**Task description:** How many lines of these entries hold the string "receipts"? Answer with the number alone.

**Data listing:**
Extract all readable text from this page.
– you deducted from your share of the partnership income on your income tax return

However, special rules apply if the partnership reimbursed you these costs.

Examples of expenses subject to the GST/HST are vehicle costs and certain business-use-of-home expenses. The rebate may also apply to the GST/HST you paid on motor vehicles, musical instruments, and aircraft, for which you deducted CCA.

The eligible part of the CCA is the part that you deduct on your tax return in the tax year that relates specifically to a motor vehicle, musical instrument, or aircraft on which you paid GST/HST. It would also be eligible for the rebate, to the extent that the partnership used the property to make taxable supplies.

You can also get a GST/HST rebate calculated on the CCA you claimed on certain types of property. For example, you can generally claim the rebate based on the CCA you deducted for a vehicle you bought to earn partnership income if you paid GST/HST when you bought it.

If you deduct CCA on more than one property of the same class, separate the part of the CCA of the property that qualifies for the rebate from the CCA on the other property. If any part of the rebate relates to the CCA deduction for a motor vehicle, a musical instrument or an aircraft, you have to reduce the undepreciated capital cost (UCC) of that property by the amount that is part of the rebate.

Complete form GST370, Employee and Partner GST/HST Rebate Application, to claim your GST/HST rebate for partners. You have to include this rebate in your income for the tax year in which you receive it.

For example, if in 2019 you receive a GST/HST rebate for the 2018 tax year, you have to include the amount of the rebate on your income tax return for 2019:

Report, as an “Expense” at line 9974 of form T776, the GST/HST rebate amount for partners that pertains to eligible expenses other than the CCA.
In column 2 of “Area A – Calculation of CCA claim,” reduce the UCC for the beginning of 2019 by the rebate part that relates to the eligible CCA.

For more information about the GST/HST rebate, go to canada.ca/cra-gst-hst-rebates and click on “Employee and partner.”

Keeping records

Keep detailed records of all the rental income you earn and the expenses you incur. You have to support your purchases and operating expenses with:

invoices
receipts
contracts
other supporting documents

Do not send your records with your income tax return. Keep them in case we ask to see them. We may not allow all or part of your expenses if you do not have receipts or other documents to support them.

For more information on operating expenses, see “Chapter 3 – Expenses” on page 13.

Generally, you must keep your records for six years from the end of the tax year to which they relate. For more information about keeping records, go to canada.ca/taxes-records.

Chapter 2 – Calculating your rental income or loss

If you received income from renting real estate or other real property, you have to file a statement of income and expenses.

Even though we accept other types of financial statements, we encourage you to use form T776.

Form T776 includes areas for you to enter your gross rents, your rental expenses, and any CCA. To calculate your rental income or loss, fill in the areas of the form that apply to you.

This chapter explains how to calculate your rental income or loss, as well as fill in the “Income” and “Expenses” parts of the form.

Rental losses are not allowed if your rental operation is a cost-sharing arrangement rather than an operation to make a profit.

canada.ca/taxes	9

**The answer:** 2